**Your goal:**
Update the entries starting at the first line and ending at the line containing "165, 713, 487]", and write those lines again with every "empty-row" changed to "blank-row" and nothing else altered.

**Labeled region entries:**
····················
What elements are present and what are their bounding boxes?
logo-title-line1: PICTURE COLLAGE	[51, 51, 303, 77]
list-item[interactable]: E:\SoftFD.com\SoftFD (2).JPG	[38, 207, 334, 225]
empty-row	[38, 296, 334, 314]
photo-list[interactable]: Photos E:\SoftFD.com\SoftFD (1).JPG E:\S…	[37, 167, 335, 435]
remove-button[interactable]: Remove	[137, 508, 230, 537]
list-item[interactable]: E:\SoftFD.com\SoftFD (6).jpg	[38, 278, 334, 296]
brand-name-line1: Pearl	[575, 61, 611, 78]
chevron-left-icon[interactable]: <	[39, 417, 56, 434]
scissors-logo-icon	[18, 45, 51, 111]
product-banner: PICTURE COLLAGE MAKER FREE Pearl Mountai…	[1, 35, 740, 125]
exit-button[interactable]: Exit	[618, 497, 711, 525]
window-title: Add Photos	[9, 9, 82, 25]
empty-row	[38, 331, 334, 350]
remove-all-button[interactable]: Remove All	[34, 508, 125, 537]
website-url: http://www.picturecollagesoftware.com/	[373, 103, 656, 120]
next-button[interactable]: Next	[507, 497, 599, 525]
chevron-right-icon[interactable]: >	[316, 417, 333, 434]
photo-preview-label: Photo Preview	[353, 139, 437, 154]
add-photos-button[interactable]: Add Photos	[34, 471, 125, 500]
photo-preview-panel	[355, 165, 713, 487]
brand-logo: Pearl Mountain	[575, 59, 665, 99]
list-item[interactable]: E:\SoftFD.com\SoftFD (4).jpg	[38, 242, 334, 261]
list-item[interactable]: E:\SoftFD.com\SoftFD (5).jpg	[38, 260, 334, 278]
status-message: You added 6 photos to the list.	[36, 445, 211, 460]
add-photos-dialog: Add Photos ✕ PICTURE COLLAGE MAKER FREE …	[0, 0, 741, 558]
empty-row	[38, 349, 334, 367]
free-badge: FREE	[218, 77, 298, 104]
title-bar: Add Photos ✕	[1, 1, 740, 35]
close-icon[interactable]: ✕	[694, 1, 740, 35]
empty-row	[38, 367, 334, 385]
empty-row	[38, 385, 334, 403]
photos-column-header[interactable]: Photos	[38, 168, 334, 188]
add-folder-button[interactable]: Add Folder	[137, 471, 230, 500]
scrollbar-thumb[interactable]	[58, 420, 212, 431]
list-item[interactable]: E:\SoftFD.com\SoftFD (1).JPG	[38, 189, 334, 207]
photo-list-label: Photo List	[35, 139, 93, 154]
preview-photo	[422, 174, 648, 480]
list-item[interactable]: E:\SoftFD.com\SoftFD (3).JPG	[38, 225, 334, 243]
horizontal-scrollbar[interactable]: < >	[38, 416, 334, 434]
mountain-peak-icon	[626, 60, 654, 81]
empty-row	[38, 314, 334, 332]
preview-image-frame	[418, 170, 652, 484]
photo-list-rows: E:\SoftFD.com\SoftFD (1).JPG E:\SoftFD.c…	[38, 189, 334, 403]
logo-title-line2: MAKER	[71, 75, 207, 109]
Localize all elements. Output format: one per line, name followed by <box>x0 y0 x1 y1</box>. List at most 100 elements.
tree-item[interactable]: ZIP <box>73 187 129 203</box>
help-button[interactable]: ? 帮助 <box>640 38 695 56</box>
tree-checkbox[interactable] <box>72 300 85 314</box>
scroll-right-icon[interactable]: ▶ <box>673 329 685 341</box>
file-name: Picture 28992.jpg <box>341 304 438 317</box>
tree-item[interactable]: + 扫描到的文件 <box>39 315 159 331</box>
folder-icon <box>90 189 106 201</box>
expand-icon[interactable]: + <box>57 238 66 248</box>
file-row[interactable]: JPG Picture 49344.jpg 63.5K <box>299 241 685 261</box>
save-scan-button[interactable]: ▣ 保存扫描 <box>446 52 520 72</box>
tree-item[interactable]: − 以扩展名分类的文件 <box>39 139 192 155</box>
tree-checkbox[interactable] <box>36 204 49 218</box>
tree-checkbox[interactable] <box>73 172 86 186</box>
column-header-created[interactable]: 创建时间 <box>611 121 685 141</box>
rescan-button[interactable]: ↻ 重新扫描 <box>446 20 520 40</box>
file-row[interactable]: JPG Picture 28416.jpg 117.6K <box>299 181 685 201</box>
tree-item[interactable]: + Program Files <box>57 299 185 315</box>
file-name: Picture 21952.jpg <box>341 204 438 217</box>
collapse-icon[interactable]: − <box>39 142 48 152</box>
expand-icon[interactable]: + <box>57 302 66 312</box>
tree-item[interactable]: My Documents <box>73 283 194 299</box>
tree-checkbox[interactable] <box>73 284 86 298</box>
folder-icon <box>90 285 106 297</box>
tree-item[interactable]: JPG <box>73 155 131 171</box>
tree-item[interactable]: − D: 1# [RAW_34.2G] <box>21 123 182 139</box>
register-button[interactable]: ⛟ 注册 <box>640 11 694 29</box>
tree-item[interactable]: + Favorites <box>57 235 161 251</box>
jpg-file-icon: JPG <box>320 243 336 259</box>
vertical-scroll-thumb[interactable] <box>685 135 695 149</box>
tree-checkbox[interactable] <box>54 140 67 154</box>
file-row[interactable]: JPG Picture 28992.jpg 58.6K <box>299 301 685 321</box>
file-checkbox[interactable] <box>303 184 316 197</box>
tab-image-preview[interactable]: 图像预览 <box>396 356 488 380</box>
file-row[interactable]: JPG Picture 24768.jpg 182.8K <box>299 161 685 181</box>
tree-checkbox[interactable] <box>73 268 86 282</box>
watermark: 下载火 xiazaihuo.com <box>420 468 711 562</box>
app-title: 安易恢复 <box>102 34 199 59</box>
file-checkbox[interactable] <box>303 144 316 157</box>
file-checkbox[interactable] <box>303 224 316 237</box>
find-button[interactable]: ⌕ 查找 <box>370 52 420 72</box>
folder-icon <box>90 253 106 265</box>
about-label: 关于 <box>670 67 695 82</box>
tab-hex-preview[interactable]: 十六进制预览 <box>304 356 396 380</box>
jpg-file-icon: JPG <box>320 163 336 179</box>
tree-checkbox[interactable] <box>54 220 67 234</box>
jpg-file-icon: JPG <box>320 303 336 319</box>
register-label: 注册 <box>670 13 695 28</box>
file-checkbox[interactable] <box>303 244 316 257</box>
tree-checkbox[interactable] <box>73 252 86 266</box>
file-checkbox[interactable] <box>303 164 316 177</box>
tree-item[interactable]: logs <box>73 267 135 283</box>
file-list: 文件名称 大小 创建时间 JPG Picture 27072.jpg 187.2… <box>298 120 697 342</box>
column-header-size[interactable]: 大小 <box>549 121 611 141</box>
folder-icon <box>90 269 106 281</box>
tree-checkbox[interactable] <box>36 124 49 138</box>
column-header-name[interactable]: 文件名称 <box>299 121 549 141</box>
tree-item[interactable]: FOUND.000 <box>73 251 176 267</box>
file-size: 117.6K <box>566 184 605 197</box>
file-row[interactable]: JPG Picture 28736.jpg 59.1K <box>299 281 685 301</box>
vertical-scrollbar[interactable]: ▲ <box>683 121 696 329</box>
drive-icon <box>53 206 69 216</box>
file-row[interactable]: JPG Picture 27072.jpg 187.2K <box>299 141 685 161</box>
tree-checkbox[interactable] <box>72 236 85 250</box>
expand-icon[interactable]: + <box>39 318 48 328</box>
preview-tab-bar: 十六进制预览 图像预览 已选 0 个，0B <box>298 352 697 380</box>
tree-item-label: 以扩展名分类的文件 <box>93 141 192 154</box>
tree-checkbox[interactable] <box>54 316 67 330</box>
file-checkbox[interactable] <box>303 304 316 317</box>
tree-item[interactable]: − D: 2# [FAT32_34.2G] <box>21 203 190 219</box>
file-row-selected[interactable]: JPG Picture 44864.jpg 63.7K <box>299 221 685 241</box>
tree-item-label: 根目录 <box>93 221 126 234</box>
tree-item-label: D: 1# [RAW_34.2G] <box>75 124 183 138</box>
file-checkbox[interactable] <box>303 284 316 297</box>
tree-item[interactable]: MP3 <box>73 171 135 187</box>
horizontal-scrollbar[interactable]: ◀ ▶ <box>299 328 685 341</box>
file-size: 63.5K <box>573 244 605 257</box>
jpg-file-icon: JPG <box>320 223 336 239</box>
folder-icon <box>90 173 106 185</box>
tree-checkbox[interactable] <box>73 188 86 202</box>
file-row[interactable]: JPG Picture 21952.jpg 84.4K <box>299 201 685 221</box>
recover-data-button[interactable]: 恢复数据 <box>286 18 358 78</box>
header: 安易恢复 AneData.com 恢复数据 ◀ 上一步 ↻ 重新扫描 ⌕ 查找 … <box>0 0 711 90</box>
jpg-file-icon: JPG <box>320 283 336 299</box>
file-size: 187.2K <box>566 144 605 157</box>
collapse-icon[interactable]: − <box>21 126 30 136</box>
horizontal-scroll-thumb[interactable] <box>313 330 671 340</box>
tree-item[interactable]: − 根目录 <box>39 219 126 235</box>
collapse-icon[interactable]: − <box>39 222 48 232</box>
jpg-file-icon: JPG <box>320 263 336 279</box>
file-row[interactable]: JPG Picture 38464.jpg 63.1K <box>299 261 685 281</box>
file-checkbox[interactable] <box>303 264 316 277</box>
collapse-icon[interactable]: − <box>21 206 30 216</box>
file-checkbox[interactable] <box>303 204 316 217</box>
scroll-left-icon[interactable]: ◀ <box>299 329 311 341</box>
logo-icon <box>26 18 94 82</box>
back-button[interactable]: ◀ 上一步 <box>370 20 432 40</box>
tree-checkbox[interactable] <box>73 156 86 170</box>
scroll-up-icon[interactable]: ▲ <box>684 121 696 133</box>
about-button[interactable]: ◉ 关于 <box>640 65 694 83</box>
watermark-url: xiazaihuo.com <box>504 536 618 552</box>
····················
**Response:**
What elements are present and what are their bounding boxes?
logo-title-line1: PICTURE COLLAGE	[51, 51, 303, 77]
list-item[interactable]: E:\SoftFD.com\SoftFD (2).JPG	[38, 207, 334, 225]
blank-row	[38, 296, 334, 314]
photo-list[interactable]: Photos E:\SoftFD.com\SoftFD (1).JPG E:\S…	[37, 167, 335, 435]
remove-button[interactable]: Remove	[137, 508, 230, 537]
list-item[interactable]: E:\SoftFD.com\SoftFD (6).jpg	[38, 278, 334, 296]
brand-name-line1: Pearl	[575, 61, 611, 78]
chevron-left-icon[interactable]: <	[39, 417, 56, 434]
scissors-logo-icon	[18, 45, 51, 111]
product-banner: PICTURE COLLAGE MAKER FREE Pearl Mountai…	[1, 35, 740, 125]
exit-button[interactable]: Exit	[618, 497, 711, 525]
window-title: Add Photos	[9, 9, 82, 25]
blank-row	[38, 331, 334, 350]
remove-all-button[interactable]: Remove All	[34, 508, 125, 537]
website-url: http://www.picturecollagesoftware.com/	[373, 103, 656, 120]
next-button[interactable]: Next	[507, 497, 599, 525]
chevron-right-icon[interactable]: >	[316, 417, 333, 434]
photo-preview-label: Photo Preview	[353, 139, 437, 154]
add-photos-button[interactable]: Add Photos	[34, 471, 125, 500]
photo-preview-panel	[355, 165, 713, 487]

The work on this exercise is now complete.